Document text >>
========

Sagemont Church’s Oasis iCONNECT teacher, Stephanie Harris, shared an example from her past about her tumultuous relationship with her mother. “I graduated from Spring High School in 2003 as Cum Laude with a 4.3 GPA. I was very ANGRY that my mom showed up at my graduation ceremony. A week before she had gotten in a car with a guy to prostitute herself for drugs. During the car ride she realized that it was going badly and was scared of where he was taking her, so she jumped out of the car onto the street and as a result her face had severe road rash. She looked awful. I remember seeing her there and being angry that someone told her where it was and that she actually came. I didn’t want her to celebrate MY big accomplishment. I didn’t want her to receive any recognition for any GOOD that I had done!”
Stephanie was born in Houston, Texas to Damon and Vonda Harris who were “Junior High Sweethearts.” The couple continued to date through high school and married shortly after graduation. Vonda turned 20 years old the month before her first child, Stephanie, was born in April 1985. A second daughter, Stacie, joined the family a few years later. Stephanie recalled attending Memorial Baptist Church with her mother and grandmother, whom she lovingly called Nana. "I have happy memories of going to AWANAS and church camp. I had a lot of really close friends in that time period of my life. Looking back, I thought we were always at church, but we actually were ‘in and out’. We would go to church for a period of time and then when things were bad, my mom would step back and then Nana would take Stacie and I to church and filled in those gaps for us.”
Stephanie described her parents as “partiers.” At the time she knew her parents both drank heavily on the weekends, but did not realize until much later that her mother was addicted to cocaine. In 1996, when Stephanie was 11 years old, her parents divorced. She explained, “My mom had a baby with someone else at the end of my parent’s marriage when they were separating and divorcing so my baby sister, Paige, was born in September of 1996.”
Fortunately, leading up to that difficult year, her mom’s sister, Renee Parker, would come for a visit, she would set Stephanie down in her bedroom and talk to her about sin and how much Jesus Christ loved her. Stephanie explained, “I don’t know why it was so heavy on Aunt Renee’s heart at that time to minister to me and to have those spiritual moments with me. I don’t know how many times she came over to talk to me.” Renee had been a member of Sagemont Church from 1998 to 2000 before she later married and became Rene Zahn and moved to North Dakota to join her husband in prison ministry.
Then on a Sunday morning on January 15, 1995, Stephanie, age nine and a half, committed her life to Jesus. “I didn’t plan it. I didn’t decide ahead of time like ‘this Sunday I am going to walk forward,’ but I was sitting in church and I felt God tell me when they did the call at the end of the service to step out of the pew and walk up to our pastor. I did that and I told him I wanted Jesus in my heart. I still remember leaving church that day, it was bright and sunny. My mom had the windows down and I remember that incredible feeling of FREEDOM! After that I was on fire for the Lord, wanting to know everything about God and reading my Bible at night.”
A few months later, on Easter of 1995, Damon made the same commitment to the Lord. Stephanie shared, “My dad had not been raised in a Christian home. He was a guitar player and back then he was playing Metallica, Led Zeppelin and Guns & Roses.” Stephanie’s smile lit her face as she proudly shared, “That was when his sobriety started. Dad has been completely sober for nearly 25 years! He is a member of Spring Baptist Church and he is now the lead guitarist for their traditional worship service!”

========

Work to do >> Summarize the account of Stephanie Harris in two sentences. The entries are separate material, unrelated to the account of Stephanie Harris.

Excerpted records >>
========

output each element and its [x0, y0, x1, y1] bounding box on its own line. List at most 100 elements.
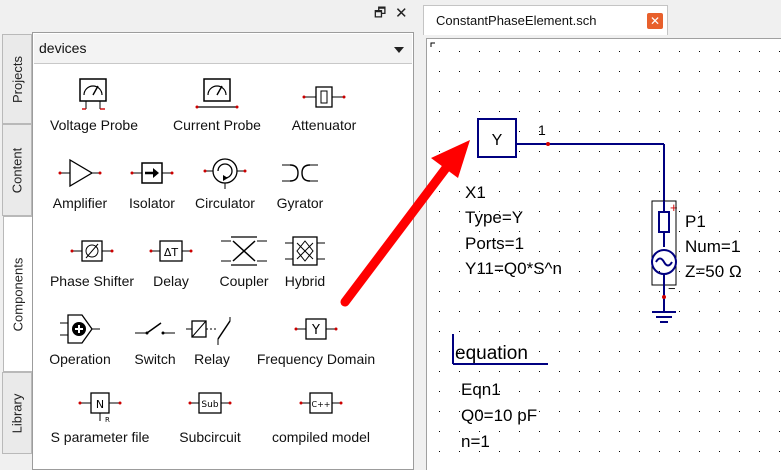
tab-label: Components	[10, 257, 26, 331]
component-label: Delay	[153, 273, 189, 289]
component-current-probe[interactable]: Current Probe	[158, 77, 276, 133]
components-panel: devices Voltage Probe Current Probe Atte…	[32, 32, 414, 470]
equation-n[interactable]: n=1	[461, 432, 490, 451]
voltage-probe-icon	[79, 78, 107, 110]
component-label: Current Probe	[173, 117, 261, 133]
tab-projects[interactable]: Projects	[2, 34, 32, 124]
tab-library[interactable]: Library	[2, 372, 32, 454]
component-switch[interactable]: Switch	[126, 311, 184, 367]
component-label: Frequency Domain	[256, 351, 376, 367]
subcircuit-icon: Sub	[188, 392, 232, 414]
component-label: Phase Shifter	[49, 273, 135, 289]
subcircuit-symbol: Sub	[201, 400, 218, 410]
component-voltage-probe[interactable]: Voltage Probe	[42, 77, 146, 133]
tab-label: Library	[9, 393, 25, 433]
x1-pin	[546, 142, 550, 146]
component-label: S parameter file	[50, 429, 150, 445]
component-subcircuit[interactable]: Sub Subcircuit	[166, 389, 254, 445]
category-select-value: devices	[39, 40, 87, 56]
x1-pin-label: 1	[538, 122, 546, 138]
document-tabbar: ConstantPhaseElement.sch ✕	[416, 0, 781, 38]
component-label: Gyrator	[276, 195, 324, 211]
component-phase-shifter[interactable]: Phase Shifter	[40, 233, 144, 289]
component-label: Attenuator	[291, 117, 357, 133]
component-label: Isolator	[129, 195, 175, 211]
x1-type[interactable]: Type=Y	[465, 208, 523, 227]
operation-icon	[60, 314, 100, 344]
frequency-domain-symbol: Y	[311, 323, 320, 338]
float-icon[interactable]: 🗗	[374, 7, 388, 21]
compiled-model-symbol: C++	[312, 400, 331, 409]
tab-content[interactable]: Content	[2, 124, 32, 216]
app-window: 🗗 ✕ Projects Content Components Library …	[0, 0, 781, 470]
gyrator-icon	[282, 164, 318, 182]
component-label: Voltage Probe	[50, 117, 138, 133]
component-grid: Voltage Probe Current Probe Attenuator A…	[34, 67, 412, 467]
equation-name[interactable]: Eqn1	[461, 380, 501, 399]
dock-titlebar: 🗗 ✕	[0, 0, 416, 30]
x1-block-symbol: Y	[492, 132, 503, 149]
s-parameter-symbol: N	[96, 398, 104, 411]
relay-icon	[186, 317, 231, 345]
component-circulator[interactable]: Circulator	[186, 155, 264, 211]
component-frequency-domain[interactable]: Y Frequency Domain	[246, 311, 386, 367]
vertical-tabs: Projects Content Components Library	[0, 32, 33, 470]
chevron-down-icon	[394, 47, 404, 53]
category-select[interactable]: devices	[34, 34, 412, 64]
coupler-icon	[221, 236, 267, 266]
component-label: Circulator	[195, 195, 255, 211]
component-amplifier[interactable]: Amplifier	[40, 155, 120, 211]
components-dock: 🗗 ✕ Projects Content Components Library …	[0, 0, 416, 470]
amplifier-icon	[58, 158, 102, 188]
component-delay[interactable]: ΔT Delay	[146, 233, 196, 289]
component-hybrid[interactable]: Hybrid	[278, 233, 332, 289]
schematic-canvas[interactable]: Y 1 + − X1 Type=Y Ports=1 Y11=Q0*S^n P1 …	[426, 38, 781, 470]
attenuator-icon	[302, 86, 346, 108]
component-gyrator[interactable]: Gyrator	[268, 155, 332, 211]
circulator-icon	[203, 158, 247, 189]
x1-ports[interactable]: Ports=1	[465, 234, 524, 253]
component-label: Operation	[49, 351, 111, 367]
component-coupler[interactable]: Coupler	[210, 233, 278, 289]
switch-icon	[135, 322, 175, 335]
component-operation[interactable]: Operation	[40, 311, 120, 367]
delay-symbol: ΔT	[164, 246, 179, 259]
x1-name[interactable]: X1	[465, 183, 486, 202]
component-isolator[interactable]: Isolator	[120, 155, 184, 211]
frequency-domain-icon: Y	[294, 318, 338, 340]
component-label: Switch	[134, 351, 176, 367]
component-label: Subcircuit	[179, 429, 241, 445]
port-resistor	[658, 211, 670, 233]
component-label: compiled model	[271, 429, 371, 445]
component-relay[interactable]: Relay	[182, 311, 242, 367]
component-s-parameter-file[interactable]: N R S parameter file	[40, 389, 160, 445]
schematic-drawing: Y 1 + − X1 Type=Y Ports=1 Y11=Q0*S^n P1 …	[430, 42, 780, 452]
s-parameter-file-icon: N R	[78, 392, 122, 424]
tab-components[interactable]: Components	[3, 216, 33, 372]
current-probe-icon	[195, 78, 239, 109]
x1-param[interactable]: Y11=Q0*S^n	[465, 259, 562, 278]
port-name[interactable]: P1	[685, 212, 706, 231]
phase-shifter-icon	[70, 240, 114, 262]
tab-label: Content	[9, 147, 25, 193]
hybrid-icon	[285, 236, 325, 266]
document-tab-label: ConstantPhaseElement.sch	[436, 13, 597, 28]
component-compiled-model[interactable]: C++ compiled model	[258, 389, 384, 445]
port-num[interactable]: Num=1	[685, 237, 740, 256]
compiled-model-icon: C++	[299, 392, 343, 414]
component-label: Relay	[194, 351, 230, 367]
close-tab-icon[interactable]: ✕	[647, 13, 663, 29]
component-label: Hybrid	[284, 273, 326, 289]
port-minus-label: −	[668, 281, 676, 296]
component-label: Amplifier	[52, 195, 108, 211]
component-attenuator[interactable]: Attenuator	[280, 77, 368, 133]
tab-constantphaseelement[interactable]: ConstantPhaseElement.sch ✕	[423, 5, 668, 35]
close-icon[interactable]: ✕	[395, 5, 409, 21]
equation-q0[interactable]: Q0=10 pF	[461, 406, 537, 425]
isolator-icon	[130, 162, 174, 184]
tab-label: Projects	[9, 55, 25, 103]
equation-title[interactable]: equation	[455, 343, 528, 364]
port-impedance[interactable]: Z=50 Ω	[685, 262, 742, 281]
delay-icon: ΔT	[149, 240, 193, 262]
s-parameter-ref-symbol: R	[105, 416, 110, 424]
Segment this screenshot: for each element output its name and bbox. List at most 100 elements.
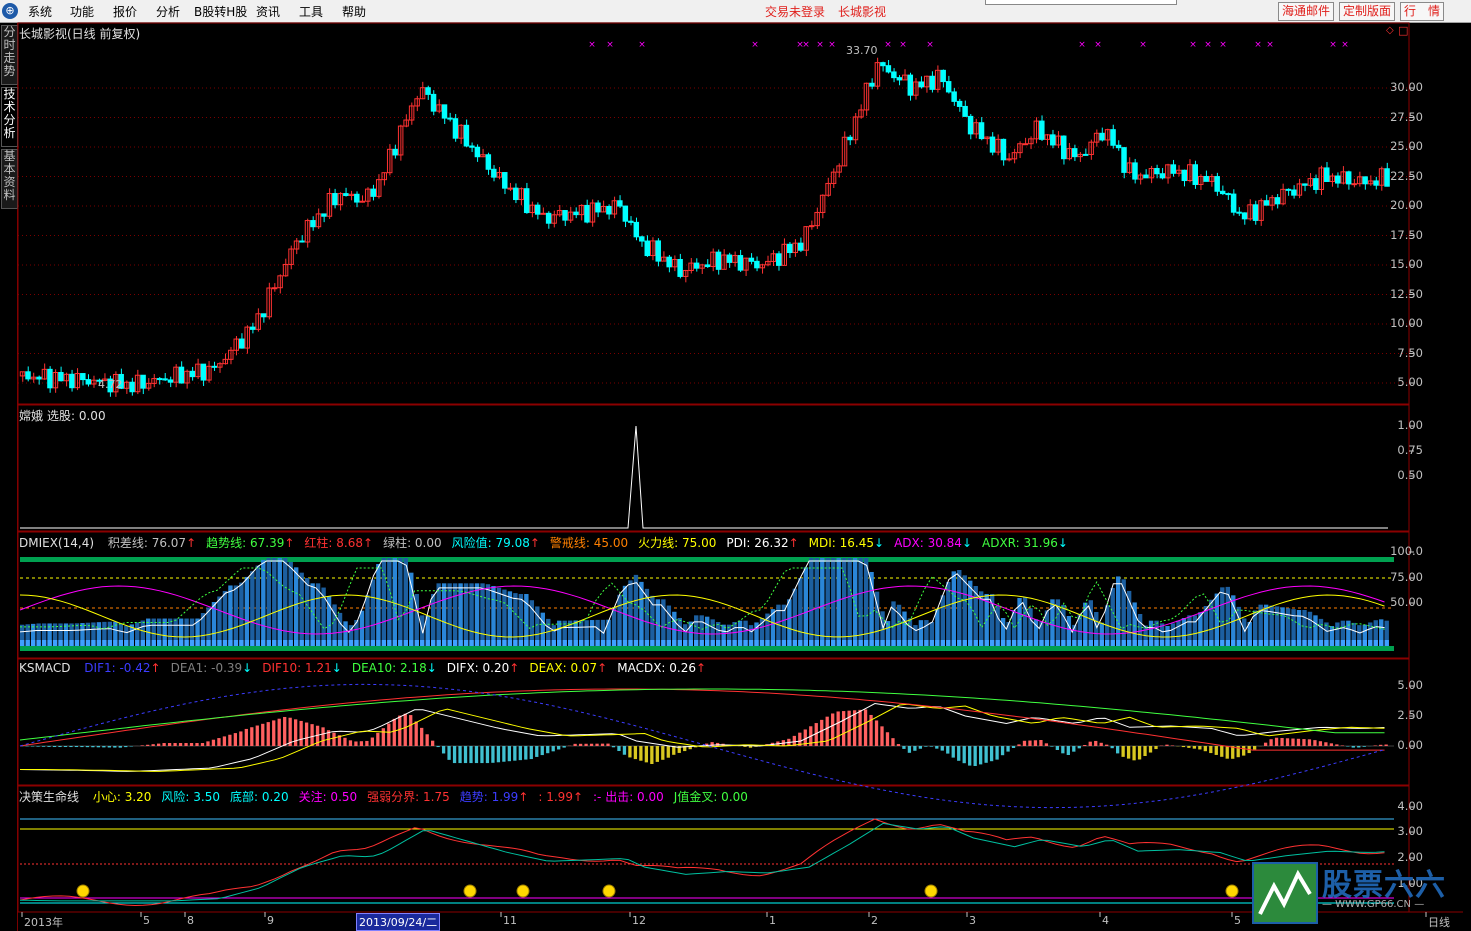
decision-name[interactable]: 决策生命线 [19,790,79,804]
dmiex-base-bar [58,640,63,646]
macd-bar [255,725,259,746]
dmiex-base-bar [1379,640,1384,646]
dmiex-base-bar [1170,640,1176,646]
dmiex-base-bar [968,640,973,646]
candle-body [1006,158,1012,161]
macd-bar [1285,738,1290,746]
candle-body [332,193,338,206]
macd-bar [957,746,961,761]
date-tick-label: 1 [769,914,776,927]
price-tick-label: 15.00 [1390,257,1423,271]
dmiex-base-bar [792,640,798,646]
dmiex-base-bar [1022,640,1028,646]
macd-bar [124,746,128,748]
high-price-label: 33.70 [846,44,878,57]
dmiex-base-bar [995,640,1000,646]
macd-bar [1302,739,1306,746]
macd-bar [557,746,561,750]
dmiex-base-bar [233,640,239,646]
macd-bar [502,746,506,762]
ksmacd-arrow: ↑ [509,661,520,675]
dmiex-base-bar [935,640,940,646]
dmiex-base-bar [1011,640,1017,646]
candle-body [58,371,64,382]
macd-bar [1335,744,1339,746]
macd-bar [918,746,923,749]
dmiex-legend: DMIEX(14,4) 积差线: 76.07↑ 趋势线: 67.39↑ 红柱: 8.… [19,534,1068,551]
dmiex-bar [847,558,852,646]
macd-bar [874,720,879,746]
macd-bar [847,710,851,746]
candle-body [1099,132,1105,141]
dmiex-base-bar [710,640,715,646]
price-tick-label: 27.50 [1390,109,1423,124]
macd-bar [167,743,172,746]
macd-bar [1198,746,1202,750]
dmiex-base-bar [787,640,792,646]
ksmacd-name[interactable]: KSMACD [19,661,70,675]
dmiex-bar [803,567,809,646]
candle-body [1181,169,1188,182]
macd-bar [1094,740,1098,746]
macd-bar [989,746,994,762]
dmiex-bar [266,558,271,646]
dmiex-base-bar [1105,640,1110,646]
date-tick-label: 3 [969,914,976,927]
macd-bar [1006,746,1010,752]
dmiex-base-bar [858,640,863,646]
candle-body [880,62,886,67]
candle-body [929,75,935,90]
dmiex-base-bar [765,640,770,646]
candle-body [1373,180,1379,186]
macd-bar [244,728,248,746]
dmiex-base-bar [184,640,189,646]
macd-bar [600,743,605,746]
macd-bar [107,746,111,748]
signal-marker: × [828,40,836,50]
dmiex-base-bar [162,640,167,646]
dmiex-bar [469,583,474,646]
macd-bar [80,746,84,748]
macd-bar [896,744,901,746]
dmiex-base-bar [74,640,80,646]
right-scroll-strip[interactable] [1463,23,1471,931]
macd-bar [935,746,939,749]
watermark-subtitle: — WWW.GP66.CN — [1322,899,1425,910]
dmiex-base-bar [1039,640,1044,646]
macd-bar [398,715,402,746]
dmiex-base-bar [842,640,847,646]
candle-body [1241,212,1248,220]
panel-frame [17,22,1410,405]
dmiex-base-bar [1274,640,1280,646]
candle-body [945,81,952,93]
macd-bar [458,746,462,764]
dmiex-base-bar [781,640,787,646]
dmiex-bar [261,559,266,646]
dmiex-base-bar [721,640,726,646]
date-tick-label: 8 [187,914,194,927]
window-restore-icon[interactable]: □ [1398,24,1408,37]
ksmacd-arrow: ↓ [426,661,437,675]
decision-item: 强弱分界: 1.75 [367,790,450,804]
macd-bar [995,746,999,760]
candle-body [178,366,185,384]
dmiex-base-bar [683,640,688,646]
dmiex-bar [458,583,463,646]
xuangu-name[interactable]: 嫦娥 [19,407,43,424]
dmiex-bar [1214,593,1220,646]
macd-bar [1346,746,1350,747]
dmiex-base-bar [770,640,776,646]
candle-body [534,204,541,215]
price-tick-label: 7.50 [1397,345,1423,360]
candle-body [1071,148,1078,158]
diamond-icon[interactable]: ◇ [1386,25,1394,36]
dmiex-base-bar [924,640,929,646]
macd-bar [584,743,588,746]
dmiex-base-bar [726,640,732,646]
candle-body [80,373,86,381]
candle-body [321,213,327,217]
candle-body [606,205,612,215]
dmiex-base-bar [140,640,145,646]
dmiex-name[interactable]: DMIEX(14,4) [19,536,94,550]
candle-body [1263,200,1270,206]
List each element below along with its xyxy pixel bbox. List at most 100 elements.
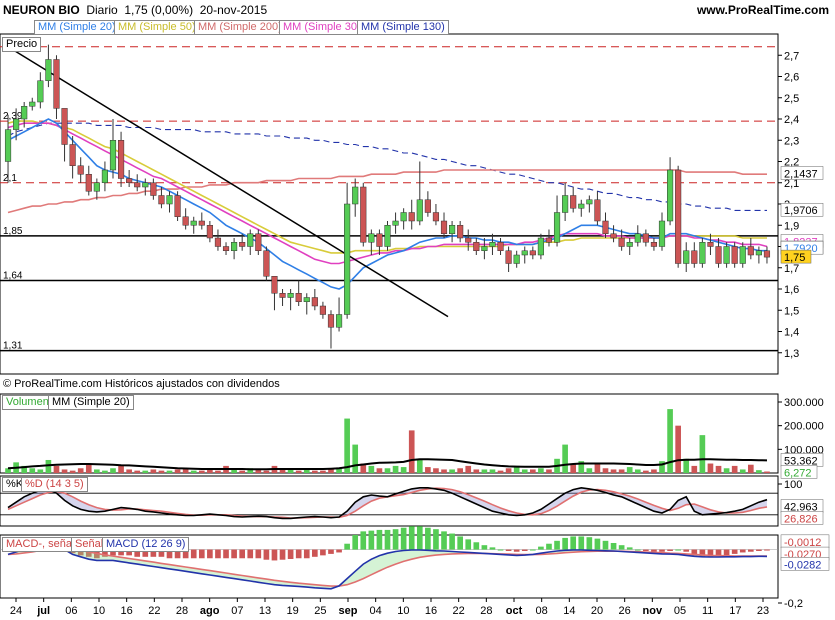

========

Full response >> Stephanie Harris, the Oasis iCONNECT teacher at Sagemont Church, recalled being angry that her mother, who was addicted to cocaine, came to her 2003 high school graduation. After her aunt Renee Parker talked with her about sin and the love of Jesus Christ, Stephanie committed her life to Jesus on January 15, 1995, and her father Damon made the same commitment on Easter of 1995, which began a sobriety that has lasted nearly 25 years.